Kazan's tram system is one of the oldest tram systems in Russia, opened on 20 November 1899. The tram system in Kazan consists of eight operating routes, one of which is a historical excursion route between the railway station and river port. The daily output is 87 trams. Most of the tram lines are laid along the axis of the main streets, most of them on a dedicated track, fenced with side stones. The tram in the city centre was largely removed in the 2000s due to the fight against traffic jams on narrow streets; some routes turned out to be unprofitable after the optimisation of the transport scheme in 2006–2007.

In 2009–2020, the reconstruction of tram tracks on the main highways was carried out, as well as the construction of four new tram lines, which made it possible to launch circular tram routes No. 5/5a with an accelerated mode of movement in 2012-2020 along the sections of the Big Kazan Ring.

Items listed in a dataset
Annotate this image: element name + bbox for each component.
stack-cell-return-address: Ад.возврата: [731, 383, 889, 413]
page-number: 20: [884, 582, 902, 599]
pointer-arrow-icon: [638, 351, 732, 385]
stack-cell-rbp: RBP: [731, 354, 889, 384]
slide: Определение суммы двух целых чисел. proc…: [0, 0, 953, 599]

- _Prompt 1_:
Do these statements agree with the passage on Kazan's tram system? Answer yes or no for each, quoting the words of the passage that decide it.
(a) The tram system opened in 1899.
(b) All of the operating routes are historical excursion routes.
(c) Four new tram lines were built during the reconstruction period.
- _Prompt 2_:
Can you turn the paragraph of the passage on Kazan's tram system beginning "Kazan's tram system is one of the oldest" into a short list that keeps its main facts?
- _Prompt 3_:
Write what comes next in the passage on Kazan's tram system, picking up after its last sentence.
The data is unrelated to the passage on Kazan's tram system.

- _Task answer 1_:
(a) Yes: "opened on 20 November 1899."
(b) No: "one of which is a historical excursion route between the railway station and river port."
(c) Yes: "as well as the construction of four new tram lines."

- _Task answer 2_:
- One of the oldest tram systems in Russia, opened on 20 November 1899.
- Eight operating routes, including a historical excursion route between the railway station and river port.
- Daily output of 87 trams.
- Most lines run along the main streets, mostly on dedicated track fenced with side stones.
- Tram service in the city centre was largely removed in the 2000s to fight traffic jams on narrow streets.
- Some routes became unprofitable after the 2006–2007 optimisation of the transport scheme.

- _Task answer 3_:
All trams are equipped with autoinformators. Announcements are broadcast in three languages (Russian, Tatar, English); for this reason, announcements are played for a very long time (up to one and a half minutes). As of 2024, the fare is 42 rubles in cash or 38 rubles for an electronic card. On the routes, conductors are involved and, in addition to paying for cash (with a higher fare), there are general civil (with different tariff plans for replenishment, including time passes and an "electronic wallet"), as well as preferential electronic transport cards.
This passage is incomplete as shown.